**Requirements**
Give a verbatim quotation of every record.

**Given data**
____________

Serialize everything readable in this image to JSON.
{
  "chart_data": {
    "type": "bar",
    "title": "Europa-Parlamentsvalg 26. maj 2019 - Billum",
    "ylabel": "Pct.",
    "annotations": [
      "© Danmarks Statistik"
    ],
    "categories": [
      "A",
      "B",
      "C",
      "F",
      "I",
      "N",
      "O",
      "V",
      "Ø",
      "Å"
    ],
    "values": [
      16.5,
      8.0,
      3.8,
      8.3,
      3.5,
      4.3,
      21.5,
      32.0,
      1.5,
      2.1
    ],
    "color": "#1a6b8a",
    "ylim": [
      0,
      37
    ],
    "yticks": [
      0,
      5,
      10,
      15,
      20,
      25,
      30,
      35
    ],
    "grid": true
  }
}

____________

**Task output**
Serialize everything readable in this image to JSON.
{
  "chart_data": {
    "type": "bar",
    "title": "Europa-Parlamentsvalg 26. maj 2019 - Billum",
    "ylabel": "Pct.",
    "annotations": [
      "© Danmarks Statistik"
    ],
    "categories": [
      "A",
      "B",
      "C",
      "F",
      "I",
      "N",
      "O",
      "V",
      "Ø",
      "Å"
    ],
    "values": [
      16.5,
      8.0,
      3.8,
      8.3,
      3.5,
      4.3,
      21.5,
      32.0,
      1.5,
      2.1
    ],
    "color": "#1a6b8a",
    "ylim": [
      0,
      37
    ],
    "yticks": [
      0,
      5,
      10,
      15,
      20,
      25,
      30,
      35
    ],
    "grid": true
  }
}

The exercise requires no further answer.